== DOCUMENTO DE ORIGEM
- 22/12/2007
- 9,125
- 5
- 98
Carlos Orsi
http://carlosorsi.blogspot.com/2012/02/as-marcas-do-apocalipse-de-ontem-e-de.html
SEGUNDA-FEIRA, 13 DE FEVEREIRO DE 2012
As marcas do apocalipse, de ontem e de hoje

"Literatura apocalíptica" é um gênero que se tornou bastante popular nos escritos hebraicos a partir do exílio na Babilônia, iniciado em 587 AEC, depois que o Reino de Judá foi a pique. Trata-se de uma forma literária, ao menos do ponto de vista moral e psicológico, especialmente desprezível, na medida em que cumpre a função mesquinha de satisfazer, por meio da fantasia, o sadismo dos ressentidos.
O texto apocalíptico é, em geral, o produto de um oprimido que sonha em rasgar a jugular e beber o sangue do opressor, mas não vê oportunidade para tanto. Logo, espera que Deus se enfeze e acabe com a palhaçada de uma vez por todas, de preferência com muito choro, ranger de dentes e requintes diversos de crueldade. Parafraseando as categorias nietzschenianas de moral do senhor e moral do escravo, o apocalipse é uma manifestação desenfreada do id do escravo.
A paixão por esse tipo de vendetta escatológica passou dos judeus oprimidos para os cristãos perseguidos, e exemplares não demoraram a achar seu caminho até o cânone no Novo Testamento. Tanto que a palavra "apocalíptico" deriva do Apocalipse de João, último livro da Bíblia cristã. Mas o fato é que João de Patmos, o autor que compôs o texto por volta do ano 100, tinha alguns modelos anteriores sobre os quais trabalhar.
====
- TAREFA PROPOSTA 1: Transcreva sem qualquer alteração o trecho dos registros que vai da linha que contém "- bullet-text: синтетический" até o fim dos registros, incluídas ambas as extremidades.
O texto e os registros provêm de fontes distintas.
== DADOS
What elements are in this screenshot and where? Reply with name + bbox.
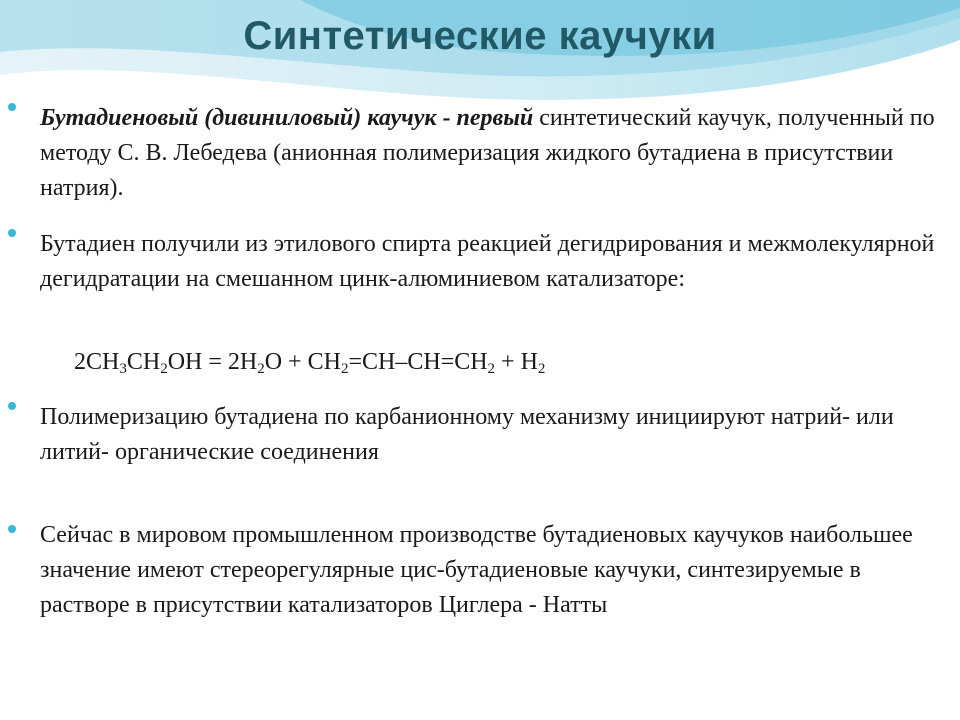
- bullet-text: синтетический каучук, полученный по методу С. В. Лебедева (анионная полимеризация жидкого бутадиена в присутствии натрия).: [40, 105, 935, 201]
- bullet-emphasis: Бутадиеновый (дивиниловый) каучук - первый: [40, 105, 534, 131]
- bullet-item-polymerization: Полимеризацию бутадиена по карбанионному механизму инициируют натрий- или литий- органические соединения: [40, 404, 894, 465]
- chemical-equation: $2CH_3CH_2OH = 2H_2O + CH_2=CH-CH=CH_2 + H_2$: [74, 349, 546, 377]
- bullet-item-butadiene-synthesis: Бутадиен получили из этилового спирта реакцией дегидрирования и межмолекулярной дегидратации на смешанном цинк-алюминиевом катализаторе:: [40, 231, 935, 292]
- slide-title: Синтетические каучуки: [243, 14, 717, 58]
- bullet-item-cis-rubbers: Сейчас в мировом промышленном производстве бутадиеновых каучуков наибольшее значение имеют стереорегулярные цис-бутадиеновые каучуки, синтезируемые в растворе в присутствии катализаторов Циглера - Натты: [40, 522, 913, 618]
- bullet-dot: [8, 229, 16, 237]
- bullet-dot: [8, 525, 16, 533]
- bullet-dot: [8, 402, 16, 410]
- bullet-item-butadiene-rubber: [40, 101, 940, 206]
- bullet-dot: [8, 103, 16, 111]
====
- TAREFA PROPOSTA 2: No texto sobre literatura apocalíptica, reescreva em forma de lista o parágrafo iniciado por "A paixão por esse tipo de vendetta", conservando seus fatos principais.

- RESPOSTA COMPLETA 1:
- bullet-text: синтетический каучук, полученный по методу С. В. Лебедева (анионная полимеризация жидкого бутадиена в присутствии натрия).: [40, 105, 935, 201]
- bullet-emphasis: Бутадиеновый (дивиниловый) каучук - первый: [40, 105, 534, 131]
- bullet-item-polymerization: Полимеризацию бутадиена по карбанионному механизму инициируют натрий- или литий- органические соединения: [40, 404, 894, 465]
- chemical-equation: $2CH_3CH_2OH = 2H_2O + CH_2=CH-CH=CH_2 + H_2$: [74, 349, 546, 377]
- bullet-item-butadiene-synthesis: Бутадиен получили из этилового спирта реакцией дегидрирования и межмолекулярной дегидратации на смешанном цинк-алюминиевом катализаторе:: [40, 231, 935, 292]
- slide-title: Синтетические каучуки: [243, 14, 717, 58]
- bullet-item-cis-rubbers: Сейчас в мировом промышленном производстве бутадиеновых каучуков наибольшее значение имеют стереорегулярные цис-бутадиеновые каучуки, синтезируемые в растворе в присутствии катализаторов Циглера - Натты: [40, 522, 913, 618]
- bullet-dot: [8, 229, 16, 237]
- bullet-dot: [8, 525, 16, 533]
- bullet-dot: [8, 402, 16, 410]
- bullet-item-butadiene-rubber: [40, 101, 940, 206]
- bullet-dot: [8, 103, 16, 111]

- RESPOSTA COMPLETA 2:
- A paixão por esse tipo de vendetta escatológica passou dos judeus oprimidos para os cristãos perseguidos.
- Exemplares desse gênero logo chegaram ao cânone do Novo Testamento.
- A palavra "apocalíptico" deriva do Apocalipse de João, último livro da Bíblia cristã.
- João de Patmos compôs esse texto por volta do ano 100 e dispunha de modelos anteriores sobre os quais trabalhar.